Entries from a dataset
<<<<

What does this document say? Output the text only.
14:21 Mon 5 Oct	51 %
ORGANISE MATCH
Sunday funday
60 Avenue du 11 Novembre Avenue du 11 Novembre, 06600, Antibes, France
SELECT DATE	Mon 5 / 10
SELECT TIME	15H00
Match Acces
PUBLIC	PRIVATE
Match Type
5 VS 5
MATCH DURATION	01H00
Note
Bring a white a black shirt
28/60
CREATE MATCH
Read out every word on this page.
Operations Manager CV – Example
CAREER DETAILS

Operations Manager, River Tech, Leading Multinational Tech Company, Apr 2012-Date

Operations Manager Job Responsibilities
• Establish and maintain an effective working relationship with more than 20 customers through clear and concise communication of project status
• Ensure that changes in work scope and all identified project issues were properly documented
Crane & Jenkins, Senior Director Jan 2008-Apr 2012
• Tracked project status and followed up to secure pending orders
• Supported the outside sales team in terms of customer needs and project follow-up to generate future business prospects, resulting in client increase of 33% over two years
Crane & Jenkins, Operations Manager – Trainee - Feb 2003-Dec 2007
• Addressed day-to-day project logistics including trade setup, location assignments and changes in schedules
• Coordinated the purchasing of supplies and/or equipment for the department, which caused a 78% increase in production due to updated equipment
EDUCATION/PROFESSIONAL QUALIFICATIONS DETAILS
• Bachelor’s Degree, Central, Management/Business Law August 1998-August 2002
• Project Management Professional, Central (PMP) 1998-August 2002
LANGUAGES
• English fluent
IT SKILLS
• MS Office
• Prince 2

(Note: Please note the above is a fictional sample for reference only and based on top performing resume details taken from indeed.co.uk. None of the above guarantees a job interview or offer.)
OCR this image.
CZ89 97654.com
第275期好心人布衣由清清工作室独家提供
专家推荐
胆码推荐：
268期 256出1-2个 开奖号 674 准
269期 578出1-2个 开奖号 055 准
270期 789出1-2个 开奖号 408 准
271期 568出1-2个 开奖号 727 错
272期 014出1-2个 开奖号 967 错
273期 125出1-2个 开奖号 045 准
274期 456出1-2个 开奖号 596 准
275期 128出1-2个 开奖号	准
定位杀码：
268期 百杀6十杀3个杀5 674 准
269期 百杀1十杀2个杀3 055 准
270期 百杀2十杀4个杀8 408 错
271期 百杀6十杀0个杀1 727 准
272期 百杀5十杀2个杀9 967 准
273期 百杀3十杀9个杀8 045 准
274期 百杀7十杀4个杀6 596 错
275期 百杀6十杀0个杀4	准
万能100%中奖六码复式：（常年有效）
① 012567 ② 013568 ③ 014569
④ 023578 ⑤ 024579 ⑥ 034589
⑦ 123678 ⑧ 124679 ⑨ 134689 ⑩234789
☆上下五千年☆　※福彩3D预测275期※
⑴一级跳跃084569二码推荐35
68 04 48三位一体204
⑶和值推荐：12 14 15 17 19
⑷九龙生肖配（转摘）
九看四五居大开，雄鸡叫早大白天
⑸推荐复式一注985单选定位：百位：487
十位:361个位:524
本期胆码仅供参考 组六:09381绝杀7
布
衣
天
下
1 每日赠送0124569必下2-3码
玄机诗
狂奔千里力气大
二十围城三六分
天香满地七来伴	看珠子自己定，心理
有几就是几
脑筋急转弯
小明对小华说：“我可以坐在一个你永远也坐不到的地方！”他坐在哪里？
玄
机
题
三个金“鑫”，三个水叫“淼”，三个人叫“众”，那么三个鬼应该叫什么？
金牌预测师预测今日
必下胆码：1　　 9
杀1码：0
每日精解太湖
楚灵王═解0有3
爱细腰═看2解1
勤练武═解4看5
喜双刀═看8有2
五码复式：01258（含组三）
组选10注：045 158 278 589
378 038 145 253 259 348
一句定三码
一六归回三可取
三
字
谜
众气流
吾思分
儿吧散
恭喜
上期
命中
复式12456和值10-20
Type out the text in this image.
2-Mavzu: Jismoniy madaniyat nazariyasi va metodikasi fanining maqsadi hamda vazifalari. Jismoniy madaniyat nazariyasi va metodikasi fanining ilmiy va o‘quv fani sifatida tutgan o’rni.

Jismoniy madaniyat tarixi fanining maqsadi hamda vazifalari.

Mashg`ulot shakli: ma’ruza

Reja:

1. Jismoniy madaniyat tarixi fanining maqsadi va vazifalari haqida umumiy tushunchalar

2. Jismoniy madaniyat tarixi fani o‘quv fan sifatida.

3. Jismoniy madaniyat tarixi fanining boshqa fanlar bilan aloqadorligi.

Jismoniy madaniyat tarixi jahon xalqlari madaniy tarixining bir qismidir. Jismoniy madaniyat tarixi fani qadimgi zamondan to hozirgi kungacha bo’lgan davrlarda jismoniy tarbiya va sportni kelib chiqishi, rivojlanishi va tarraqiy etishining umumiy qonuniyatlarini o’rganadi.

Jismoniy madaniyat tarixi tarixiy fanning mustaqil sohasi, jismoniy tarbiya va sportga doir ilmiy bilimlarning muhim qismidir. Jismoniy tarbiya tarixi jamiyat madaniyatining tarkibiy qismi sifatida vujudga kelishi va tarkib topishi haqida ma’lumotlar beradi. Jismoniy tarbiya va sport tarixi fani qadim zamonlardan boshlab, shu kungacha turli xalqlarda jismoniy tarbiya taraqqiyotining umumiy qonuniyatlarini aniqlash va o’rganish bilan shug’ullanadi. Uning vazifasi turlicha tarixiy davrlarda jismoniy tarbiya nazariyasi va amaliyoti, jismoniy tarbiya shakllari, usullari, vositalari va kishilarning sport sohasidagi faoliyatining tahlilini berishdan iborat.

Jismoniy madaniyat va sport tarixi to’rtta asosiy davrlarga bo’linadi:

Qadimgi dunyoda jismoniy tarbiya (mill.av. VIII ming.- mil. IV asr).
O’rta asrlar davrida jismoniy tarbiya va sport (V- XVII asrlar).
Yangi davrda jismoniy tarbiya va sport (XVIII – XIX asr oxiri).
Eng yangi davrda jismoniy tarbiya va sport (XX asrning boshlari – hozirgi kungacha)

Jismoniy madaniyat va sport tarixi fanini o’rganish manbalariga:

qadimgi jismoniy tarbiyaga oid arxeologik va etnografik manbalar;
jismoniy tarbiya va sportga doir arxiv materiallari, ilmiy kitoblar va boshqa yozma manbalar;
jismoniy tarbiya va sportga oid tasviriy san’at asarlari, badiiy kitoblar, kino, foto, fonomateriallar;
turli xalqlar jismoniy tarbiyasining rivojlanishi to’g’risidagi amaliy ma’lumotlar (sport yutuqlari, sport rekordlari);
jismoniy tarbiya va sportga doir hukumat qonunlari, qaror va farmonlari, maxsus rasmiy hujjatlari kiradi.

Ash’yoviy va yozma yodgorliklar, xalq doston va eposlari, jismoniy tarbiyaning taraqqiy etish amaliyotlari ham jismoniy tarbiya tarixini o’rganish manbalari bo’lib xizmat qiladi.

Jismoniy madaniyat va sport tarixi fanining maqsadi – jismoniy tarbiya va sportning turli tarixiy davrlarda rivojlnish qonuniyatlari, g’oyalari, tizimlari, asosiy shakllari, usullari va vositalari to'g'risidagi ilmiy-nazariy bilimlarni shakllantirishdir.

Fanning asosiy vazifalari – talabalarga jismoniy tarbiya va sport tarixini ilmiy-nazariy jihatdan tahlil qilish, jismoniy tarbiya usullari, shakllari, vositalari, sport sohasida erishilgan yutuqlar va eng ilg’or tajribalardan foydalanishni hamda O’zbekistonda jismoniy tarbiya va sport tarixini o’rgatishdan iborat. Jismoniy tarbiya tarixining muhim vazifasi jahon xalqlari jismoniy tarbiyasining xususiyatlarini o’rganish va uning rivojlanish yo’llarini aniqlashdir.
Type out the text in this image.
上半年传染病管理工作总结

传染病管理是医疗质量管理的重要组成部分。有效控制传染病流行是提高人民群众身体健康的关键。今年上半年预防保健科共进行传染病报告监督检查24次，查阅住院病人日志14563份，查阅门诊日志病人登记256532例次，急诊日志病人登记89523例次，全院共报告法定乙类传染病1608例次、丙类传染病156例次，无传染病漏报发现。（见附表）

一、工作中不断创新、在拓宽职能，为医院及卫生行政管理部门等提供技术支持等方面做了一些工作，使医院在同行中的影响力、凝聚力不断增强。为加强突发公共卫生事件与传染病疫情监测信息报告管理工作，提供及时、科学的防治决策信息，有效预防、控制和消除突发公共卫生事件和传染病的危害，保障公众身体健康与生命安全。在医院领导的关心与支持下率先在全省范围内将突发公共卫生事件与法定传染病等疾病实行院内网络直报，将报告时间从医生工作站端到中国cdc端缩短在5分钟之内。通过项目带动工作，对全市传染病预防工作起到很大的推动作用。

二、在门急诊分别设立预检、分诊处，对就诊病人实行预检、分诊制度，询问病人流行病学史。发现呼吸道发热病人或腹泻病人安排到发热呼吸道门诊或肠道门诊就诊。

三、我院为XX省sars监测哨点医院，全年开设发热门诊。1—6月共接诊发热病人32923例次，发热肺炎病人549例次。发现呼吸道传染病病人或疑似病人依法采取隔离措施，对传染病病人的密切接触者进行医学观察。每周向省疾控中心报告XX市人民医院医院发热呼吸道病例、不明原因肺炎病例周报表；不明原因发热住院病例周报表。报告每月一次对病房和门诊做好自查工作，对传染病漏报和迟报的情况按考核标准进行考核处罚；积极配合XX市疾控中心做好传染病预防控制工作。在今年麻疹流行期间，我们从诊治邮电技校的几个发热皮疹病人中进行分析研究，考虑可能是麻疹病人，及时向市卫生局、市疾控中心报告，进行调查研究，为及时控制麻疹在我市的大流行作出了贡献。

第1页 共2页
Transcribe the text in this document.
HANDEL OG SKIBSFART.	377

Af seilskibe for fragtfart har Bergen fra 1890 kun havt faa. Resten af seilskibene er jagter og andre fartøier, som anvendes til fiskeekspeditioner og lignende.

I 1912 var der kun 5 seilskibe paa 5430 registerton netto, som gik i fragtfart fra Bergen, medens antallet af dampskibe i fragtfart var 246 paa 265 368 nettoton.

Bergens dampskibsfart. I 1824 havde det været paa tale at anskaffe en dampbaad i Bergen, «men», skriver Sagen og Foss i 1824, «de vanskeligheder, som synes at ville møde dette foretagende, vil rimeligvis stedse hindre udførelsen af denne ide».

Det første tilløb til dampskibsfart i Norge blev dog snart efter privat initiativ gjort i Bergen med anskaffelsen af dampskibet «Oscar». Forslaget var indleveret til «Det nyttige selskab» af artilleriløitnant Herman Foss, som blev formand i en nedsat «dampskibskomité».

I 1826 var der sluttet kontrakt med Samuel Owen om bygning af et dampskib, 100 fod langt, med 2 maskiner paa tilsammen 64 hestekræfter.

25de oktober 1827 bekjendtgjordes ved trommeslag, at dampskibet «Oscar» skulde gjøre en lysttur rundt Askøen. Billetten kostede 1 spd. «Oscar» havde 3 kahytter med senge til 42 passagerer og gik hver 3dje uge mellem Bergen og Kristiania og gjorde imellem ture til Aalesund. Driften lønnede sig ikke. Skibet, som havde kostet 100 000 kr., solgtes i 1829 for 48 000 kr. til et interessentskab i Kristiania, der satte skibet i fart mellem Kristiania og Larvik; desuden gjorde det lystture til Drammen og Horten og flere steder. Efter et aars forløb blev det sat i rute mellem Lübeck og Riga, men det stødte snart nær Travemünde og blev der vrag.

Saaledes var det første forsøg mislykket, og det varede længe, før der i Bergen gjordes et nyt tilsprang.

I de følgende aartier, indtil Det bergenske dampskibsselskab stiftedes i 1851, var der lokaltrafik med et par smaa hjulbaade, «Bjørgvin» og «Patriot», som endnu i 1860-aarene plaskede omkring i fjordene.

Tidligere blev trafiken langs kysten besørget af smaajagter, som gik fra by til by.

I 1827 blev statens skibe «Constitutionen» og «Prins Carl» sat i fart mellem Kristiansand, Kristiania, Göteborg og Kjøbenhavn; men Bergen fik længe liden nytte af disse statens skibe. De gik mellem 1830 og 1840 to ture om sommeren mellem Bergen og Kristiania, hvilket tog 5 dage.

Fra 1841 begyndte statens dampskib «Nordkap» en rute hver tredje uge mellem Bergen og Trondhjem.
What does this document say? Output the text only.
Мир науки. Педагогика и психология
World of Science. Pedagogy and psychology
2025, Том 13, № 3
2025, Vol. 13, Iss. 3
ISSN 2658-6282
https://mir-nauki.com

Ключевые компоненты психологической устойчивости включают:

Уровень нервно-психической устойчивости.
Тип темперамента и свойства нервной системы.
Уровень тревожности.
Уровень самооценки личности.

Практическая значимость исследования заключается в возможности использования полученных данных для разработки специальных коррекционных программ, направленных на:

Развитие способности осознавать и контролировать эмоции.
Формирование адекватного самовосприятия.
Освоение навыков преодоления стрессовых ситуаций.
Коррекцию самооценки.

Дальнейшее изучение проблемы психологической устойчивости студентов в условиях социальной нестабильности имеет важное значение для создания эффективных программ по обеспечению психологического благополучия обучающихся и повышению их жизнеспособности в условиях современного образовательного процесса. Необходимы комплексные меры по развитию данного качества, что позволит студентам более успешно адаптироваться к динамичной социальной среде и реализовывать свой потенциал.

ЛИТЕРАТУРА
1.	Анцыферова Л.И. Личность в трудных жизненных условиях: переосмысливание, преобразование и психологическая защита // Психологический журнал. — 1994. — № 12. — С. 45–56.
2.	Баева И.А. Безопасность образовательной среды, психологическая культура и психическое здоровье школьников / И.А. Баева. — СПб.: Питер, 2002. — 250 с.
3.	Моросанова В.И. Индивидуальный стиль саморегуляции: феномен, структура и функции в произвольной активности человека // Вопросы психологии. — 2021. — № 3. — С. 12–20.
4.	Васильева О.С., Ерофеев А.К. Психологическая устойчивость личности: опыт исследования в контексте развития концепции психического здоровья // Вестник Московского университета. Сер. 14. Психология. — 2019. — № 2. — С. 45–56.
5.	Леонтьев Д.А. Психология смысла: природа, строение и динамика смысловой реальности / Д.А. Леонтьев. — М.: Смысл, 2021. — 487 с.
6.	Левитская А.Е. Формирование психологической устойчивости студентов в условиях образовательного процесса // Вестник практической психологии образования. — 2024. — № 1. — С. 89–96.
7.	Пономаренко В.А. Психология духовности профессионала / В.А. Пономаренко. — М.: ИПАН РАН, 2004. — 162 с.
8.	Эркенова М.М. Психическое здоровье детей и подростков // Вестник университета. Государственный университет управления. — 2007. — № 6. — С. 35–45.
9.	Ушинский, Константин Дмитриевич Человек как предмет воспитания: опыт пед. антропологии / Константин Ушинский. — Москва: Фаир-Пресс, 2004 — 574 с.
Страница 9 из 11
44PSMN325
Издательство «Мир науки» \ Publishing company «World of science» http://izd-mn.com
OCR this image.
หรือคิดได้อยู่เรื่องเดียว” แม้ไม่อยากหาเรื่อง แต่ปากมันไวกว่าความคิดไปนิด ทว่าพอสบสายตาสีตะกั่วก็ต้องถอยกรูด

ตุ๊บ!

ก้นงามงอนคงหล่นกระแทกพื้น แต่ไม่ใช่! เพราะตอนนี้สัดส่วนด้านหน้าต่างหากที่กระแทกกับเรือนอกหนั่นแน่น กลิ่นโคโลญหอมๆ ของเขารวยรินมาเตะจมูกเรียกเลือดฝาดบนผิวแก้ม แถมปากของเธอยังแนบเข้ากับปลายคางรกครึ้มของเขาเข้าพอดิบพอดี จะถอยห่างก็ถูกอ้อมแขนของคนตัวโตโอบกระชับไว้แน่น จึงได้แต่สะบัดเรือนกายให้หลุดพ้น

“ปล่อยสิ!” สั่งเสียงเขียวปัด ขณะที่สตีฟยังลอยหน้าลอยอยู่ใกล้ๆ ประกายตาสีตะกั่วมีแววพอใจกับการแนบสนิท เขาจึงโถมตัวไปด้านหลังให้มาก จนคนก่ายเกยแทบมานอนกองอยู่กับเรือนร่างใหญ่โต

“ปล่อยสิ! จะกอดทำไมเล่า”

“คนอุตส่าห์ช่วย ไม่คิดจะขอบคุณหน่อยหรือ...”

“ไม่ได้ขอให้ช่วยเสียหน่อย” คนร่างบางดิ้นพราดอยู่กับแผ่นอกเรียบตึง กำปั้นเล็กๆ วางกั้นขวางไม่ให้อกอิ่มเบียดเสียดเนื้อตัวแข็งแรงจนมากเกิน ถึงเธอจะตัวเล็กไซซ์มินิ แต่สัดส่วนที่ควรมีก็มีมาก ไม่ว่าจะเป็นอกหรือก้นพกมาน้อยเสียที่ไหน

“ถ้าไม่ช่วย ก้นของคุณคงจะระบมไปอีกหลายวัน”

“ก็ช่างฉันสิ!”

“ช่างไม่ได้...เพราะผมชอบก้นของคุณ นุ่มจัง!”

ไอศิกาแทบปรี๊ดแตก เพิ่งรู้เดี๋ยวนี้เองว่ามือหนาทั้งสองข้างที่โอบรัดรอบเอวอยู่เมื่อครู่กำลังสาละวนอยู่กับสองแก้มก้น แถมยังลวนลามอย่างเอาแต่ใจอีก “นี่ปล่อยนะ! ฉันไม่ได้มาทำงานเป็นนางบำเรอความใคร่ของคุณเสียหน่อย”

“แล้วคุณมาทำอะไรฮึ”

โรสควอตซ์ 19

>>>>

INSTRUCTIONS FOR THE TASK
What is the number of lines in the data that hold the string "increase"? Answer with the number only.

EXERCISE SOLUTION
2